• Materials provided:

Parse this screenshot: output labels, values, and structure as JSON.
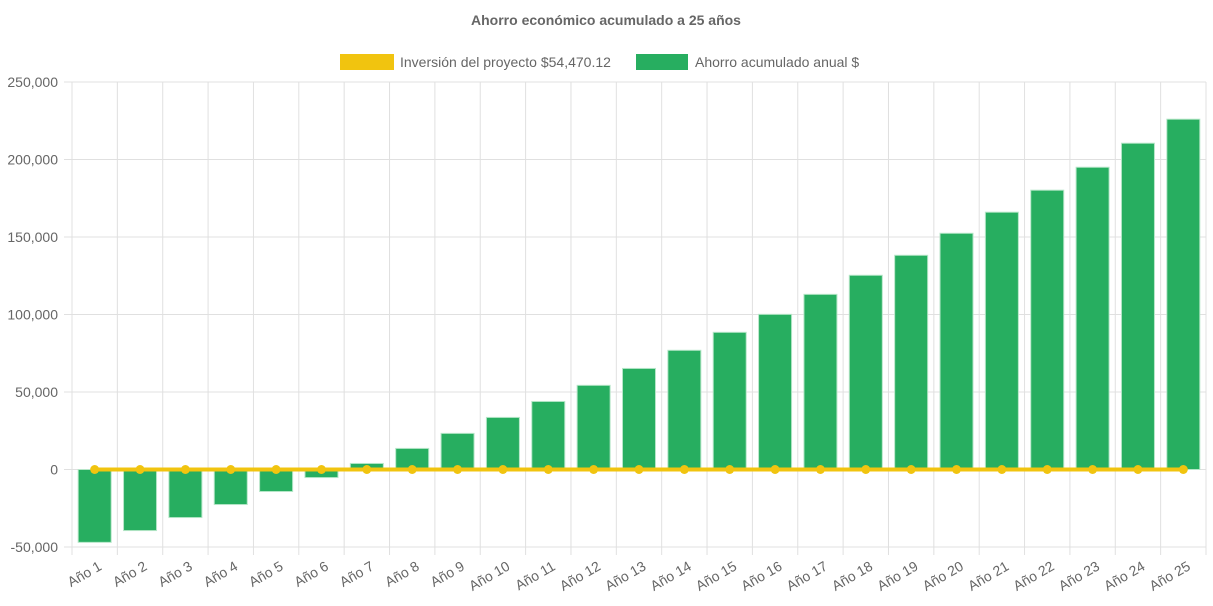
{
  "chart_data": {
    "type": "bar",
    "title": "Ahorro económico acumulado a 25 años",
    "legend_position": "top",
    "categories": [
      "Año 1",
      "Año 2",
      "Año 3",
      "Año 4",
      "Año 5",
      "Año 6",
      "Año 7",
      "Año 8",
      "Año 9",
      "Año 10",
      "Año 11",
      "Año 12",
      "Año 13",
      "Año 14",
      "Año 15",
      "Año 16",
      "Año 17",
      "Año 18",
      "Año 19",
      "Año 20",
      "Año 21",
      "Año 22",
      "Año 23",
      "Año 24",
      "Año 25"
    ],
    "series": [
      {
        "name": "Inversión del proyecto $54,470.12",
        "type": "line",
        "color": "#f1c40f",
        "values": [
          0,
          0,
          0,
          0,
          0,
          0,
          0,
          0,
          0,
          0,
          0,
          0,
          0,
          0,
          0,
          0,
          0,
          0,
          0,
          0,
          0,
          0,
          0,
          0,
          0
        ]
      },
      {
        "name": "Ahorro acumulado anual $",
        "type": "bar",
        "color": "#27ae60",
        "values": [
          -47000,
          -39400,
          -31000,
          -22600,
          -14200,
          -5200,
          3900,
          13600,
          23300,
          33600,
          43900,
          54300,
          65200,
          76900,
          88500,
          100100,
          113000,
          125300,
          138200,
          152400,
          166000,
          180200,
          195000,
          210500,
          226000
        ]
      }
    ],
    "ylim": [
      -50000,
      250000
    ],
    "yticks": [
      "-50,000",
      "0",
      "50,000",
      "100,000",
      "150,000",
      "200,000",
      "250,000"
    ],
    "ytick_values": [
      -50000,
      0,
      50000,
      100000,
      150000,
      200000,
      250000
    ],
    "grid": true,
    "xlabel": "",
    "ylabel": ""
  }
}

• Task details: Transcribe the records word for word and include no pictures.

• Final result:
Parse this screenshot: output labels, values, and structure as JSON.
{
  "chart_data": {
    "type": "bar",
    "title": "Ahorro económico acumulado a 25 años",
    "legend_position": "top",
    "categories": [
      "Año 1",
      "Año 2",
      "Año 3",
      "Año 4",
      "Año 5",
      "Año 6",
      "Año 7",
      "Año 8",
      "Año 9",
      "Año 10",
      "Año 11",
      "Año 12",
      "Año 13",
      "Año 14",
      "Año 15",
      "Año 16",
      "Año 17",
      "Año 18",
      "Año 19",
      "Año 20",
      "Año 21",
      "Año 22",
      "Año 23",
      "Año 24",
      "Año 25"
    ],
    "series": [
      {
        "name": "Inversión del proyecto $54,470.12",
        "type": "line",
        "color": "#f1c40f",
        "values": [
          0,
          0,
          0,
          0,
          0,
          0,
          0,
          0,
          0,
          0,
          0,
          0,
          0,
          0,
          0,
          0,
          0,
          0,
          0,
          0,
          0,
          0,
          0,
          0,
          0
        ]
      },
      {
        "name": "Ahorro acumulado anual $",
        "type": "bar",
        "color": "#27ae60",
        "values": [
          -47000,
          -39400,
          -31000,
          -22600,
          -14200,
          -5200,
          3900,
          13600,
          23300,
          33600,
          43900,
          54300,
          65200,
          76900,
          88500,
          100100,
          113000,
          125300,
          138200,
          152400,
          166000,
          180200,
          195000,
          210500,
          226000
        ]
      }
    ],
    "ylim": [
      -50000,
      250000
    ],
    "yticks": [
      "-50,000",
      "0",
      "50,000",
      "100,000",
      "150,000",
      "200,000",
      "250,000"
    ],
    "ytick_values": [
      -50000,
      0,
      50000,
      100000,
      150000,
      200000,
      250000
    ],
    "grid": true,
    "xlabel": "",
    "ylabel": ""
  }
}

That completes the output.